What is needed: Which lines contain the word "data"? Return each of them as written.
* start *
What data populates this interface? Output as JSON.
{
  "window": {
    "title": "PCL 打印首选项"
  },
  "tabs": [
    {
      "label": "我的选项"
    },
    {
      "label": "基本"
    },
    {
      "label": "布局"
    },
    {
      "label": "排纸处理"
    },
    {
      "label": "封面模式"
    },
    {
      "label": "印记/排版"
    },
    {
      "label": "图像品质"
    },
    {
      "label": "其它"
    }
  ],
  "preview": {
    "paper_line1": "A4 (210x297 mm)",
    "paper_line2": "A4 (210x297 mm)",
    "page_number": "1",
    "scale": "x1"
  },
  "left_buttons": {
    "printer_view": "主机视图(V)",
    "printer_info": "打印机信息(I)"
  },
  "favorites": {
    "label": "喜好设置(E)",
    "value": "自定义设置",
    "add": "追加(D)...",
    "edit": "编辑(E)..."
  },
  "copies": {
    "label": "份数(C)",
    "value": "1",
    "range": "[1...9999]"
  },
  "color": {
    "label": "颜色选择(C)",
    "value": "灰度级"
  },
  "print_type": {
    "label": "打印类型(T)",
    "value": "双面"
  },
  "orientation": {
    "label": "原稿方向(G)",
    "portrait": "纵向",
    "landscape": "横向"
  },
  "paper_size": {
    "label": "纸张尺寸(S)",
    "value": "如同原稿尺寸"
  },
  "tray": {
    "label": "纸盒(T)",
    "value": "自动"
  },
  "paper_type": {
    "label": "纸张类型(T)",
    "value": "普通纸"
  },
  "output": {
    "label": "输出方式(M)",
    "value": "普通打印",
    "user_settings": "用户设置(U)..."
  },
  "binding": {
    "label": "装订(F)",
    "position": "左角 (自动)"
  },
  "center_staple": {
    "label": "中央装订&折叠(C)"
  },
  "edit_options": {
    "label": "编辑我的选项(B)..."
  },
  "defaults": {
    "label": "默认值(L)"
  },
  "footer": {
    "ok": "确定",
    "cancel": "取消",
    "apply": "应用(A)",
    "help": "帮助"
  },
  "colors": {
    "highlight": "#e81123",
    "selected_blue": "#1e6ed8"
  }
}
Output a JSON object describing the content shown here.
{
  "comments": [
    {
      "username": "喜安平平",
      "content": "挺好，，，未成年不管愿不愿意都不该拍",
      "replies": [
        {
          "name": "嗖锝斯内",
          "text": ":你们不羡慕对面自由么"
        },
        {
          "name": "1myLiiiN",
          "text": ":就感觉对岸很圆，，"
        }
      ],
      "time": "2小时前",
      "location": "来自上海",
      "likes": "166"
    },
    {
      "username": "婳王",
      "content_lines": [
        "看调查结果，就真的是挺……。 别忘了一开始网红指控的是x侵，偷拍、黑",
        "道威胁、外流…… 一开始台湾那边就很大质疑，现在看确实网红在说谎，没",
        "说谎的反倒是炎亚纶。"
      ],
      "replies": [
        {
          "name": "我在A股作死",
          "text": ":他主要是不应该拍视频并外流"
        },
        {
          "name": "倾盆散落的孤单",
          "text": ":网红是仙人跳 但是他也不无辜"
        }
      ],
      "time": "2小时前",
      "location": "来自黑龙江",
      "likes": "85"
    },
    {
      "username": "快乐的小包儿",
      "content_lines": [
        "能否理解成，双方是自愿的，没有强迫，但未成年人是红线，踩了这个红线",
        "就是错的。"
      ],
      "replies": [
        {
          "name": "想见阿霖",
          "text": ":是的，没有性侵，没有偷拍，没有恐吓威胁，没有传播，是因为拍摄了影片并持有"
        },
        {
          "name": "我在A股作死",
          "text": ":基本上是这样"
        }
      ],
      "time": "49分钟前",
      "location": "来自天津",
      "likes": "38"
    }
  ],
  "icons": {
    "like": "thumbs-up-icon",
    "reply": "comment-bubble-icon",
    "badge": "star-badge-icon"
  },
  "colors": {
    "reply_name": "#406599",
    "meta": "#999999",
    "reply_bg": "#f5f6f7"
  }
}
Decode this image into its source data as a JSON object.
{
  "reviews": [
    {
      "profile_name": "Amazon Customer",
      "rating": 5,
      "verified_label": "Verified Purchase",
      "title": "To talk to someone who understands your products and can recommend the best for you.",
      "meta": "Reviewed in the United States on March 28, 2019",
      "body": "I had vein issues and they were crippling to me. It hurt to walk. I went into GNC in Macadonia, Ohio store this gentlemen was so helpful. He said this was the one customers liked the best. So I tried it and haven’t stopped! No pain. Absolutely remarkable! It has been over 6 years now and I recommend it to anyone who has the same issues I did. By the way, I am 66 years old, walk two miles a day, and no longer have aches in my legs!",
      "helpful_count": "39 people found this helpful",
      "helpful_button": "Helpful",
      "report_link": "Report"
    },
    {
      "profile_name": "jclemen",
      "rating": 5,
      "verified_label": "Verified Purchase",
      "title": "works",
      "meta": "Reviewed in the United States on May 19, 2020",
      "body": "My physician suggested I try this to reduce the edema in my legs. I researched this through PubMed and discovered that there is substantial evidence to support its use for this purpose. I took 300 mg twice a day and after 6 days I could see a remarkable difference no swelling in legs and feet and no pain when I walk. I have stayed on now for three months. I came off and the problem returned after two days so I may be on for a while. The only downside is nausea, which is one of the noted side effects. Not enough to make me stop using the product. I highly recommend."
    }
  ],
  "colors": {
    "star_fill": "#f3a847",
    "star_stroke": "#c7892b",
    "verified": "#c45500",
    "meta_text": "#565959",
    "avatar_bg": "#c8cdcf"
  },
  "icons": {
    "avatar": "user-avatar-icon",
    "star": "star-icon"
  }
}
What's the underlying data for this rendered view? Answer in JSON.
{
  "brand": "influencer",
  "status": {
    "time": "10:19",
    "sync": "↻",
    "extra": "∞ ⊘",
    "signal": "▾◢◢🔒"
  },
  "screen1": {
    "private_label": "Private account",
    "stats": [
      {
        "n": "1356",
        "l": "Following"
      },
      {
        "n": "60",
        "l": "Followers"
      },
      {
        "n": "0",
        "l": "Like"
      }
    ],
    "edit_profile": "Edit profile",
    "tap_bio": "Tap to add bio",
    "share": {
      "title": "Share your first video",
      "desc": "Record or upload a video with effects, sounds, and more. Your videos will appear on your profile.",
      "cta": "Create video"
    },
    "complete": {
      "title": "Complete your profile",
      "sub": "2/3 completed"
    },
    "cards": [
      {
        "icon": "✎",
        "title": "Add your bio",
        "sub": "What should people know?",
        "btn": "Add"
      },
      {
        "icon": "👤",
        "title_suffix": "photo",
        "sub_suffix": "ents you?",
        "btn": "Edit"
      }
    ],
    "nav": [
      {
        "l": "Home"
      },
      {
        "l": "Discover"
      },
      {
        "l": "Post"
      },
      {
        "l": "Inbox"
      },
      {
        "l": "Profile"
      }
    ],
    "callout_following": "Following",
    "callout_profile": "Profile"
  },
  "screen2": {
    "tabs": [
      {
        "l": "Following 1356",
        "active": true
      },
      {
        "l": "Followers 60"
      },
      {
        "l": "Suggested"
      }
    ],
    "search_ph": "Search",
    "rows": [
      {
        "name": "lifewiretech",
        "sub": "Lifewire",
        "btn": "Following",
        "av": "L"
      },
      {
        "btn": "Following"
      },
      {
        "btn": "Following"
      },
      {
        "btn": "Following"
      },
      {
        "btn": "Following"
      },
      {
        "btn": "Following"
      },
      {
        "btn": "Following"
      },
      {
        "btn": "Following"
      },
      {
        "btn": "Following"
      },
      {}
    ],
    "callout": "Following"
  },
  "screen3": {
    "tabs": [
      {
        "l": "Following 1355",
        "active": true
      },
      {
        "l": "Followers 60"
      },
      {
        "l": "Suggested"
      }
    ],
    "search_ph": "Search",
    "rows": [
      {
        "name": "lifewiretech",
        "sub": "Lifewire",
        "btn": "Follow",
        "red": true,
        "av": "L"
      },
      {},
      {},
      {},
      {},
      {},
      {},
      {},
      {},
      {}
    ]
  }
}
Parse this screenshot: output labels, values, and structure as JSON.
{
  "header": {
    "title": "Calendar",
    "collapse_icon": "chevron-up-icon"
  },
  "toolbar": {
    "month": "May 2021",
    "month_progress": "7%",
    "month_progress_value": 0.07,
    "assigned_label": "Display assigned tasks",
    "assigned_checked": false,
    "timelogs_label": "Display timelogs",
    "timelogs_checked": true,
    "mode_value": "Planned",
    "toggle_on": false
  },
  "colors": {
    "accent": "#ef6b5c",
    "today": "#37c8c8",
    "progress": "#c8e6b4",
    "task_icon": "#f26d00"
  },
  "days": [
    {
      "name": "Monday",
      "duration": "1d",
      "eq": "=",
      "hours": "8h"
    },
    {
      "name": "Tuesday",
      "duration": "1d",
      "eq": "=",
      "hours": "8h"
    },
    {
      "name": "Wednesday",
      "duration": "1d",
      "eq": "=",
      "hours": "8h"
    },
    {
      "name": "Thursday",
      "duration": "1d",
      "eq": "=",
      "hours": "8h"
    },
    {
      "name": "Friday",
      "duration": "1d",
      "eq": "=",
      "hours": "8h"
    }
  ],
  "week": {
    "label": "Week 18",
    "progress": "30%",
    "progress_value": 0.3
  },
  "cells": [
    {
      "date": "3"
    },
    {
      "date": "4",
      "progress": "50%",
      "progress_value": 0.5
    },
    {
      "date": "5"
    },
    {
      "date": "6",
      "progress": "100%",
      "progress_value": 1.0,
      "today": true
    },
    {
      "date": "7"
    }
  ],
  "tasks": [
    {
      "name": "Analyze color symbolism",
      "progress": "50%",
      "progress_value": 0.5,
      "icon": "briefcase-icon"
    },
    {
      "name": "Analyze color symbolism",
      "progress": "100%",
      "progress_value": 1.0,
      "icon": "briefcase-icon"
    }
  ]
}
* end *
Written response:
What data populates this interface? Output as JSON.
Decode this image into its source data as a JSON object.
What's the underlying data for this rendered view? Answer in JSON.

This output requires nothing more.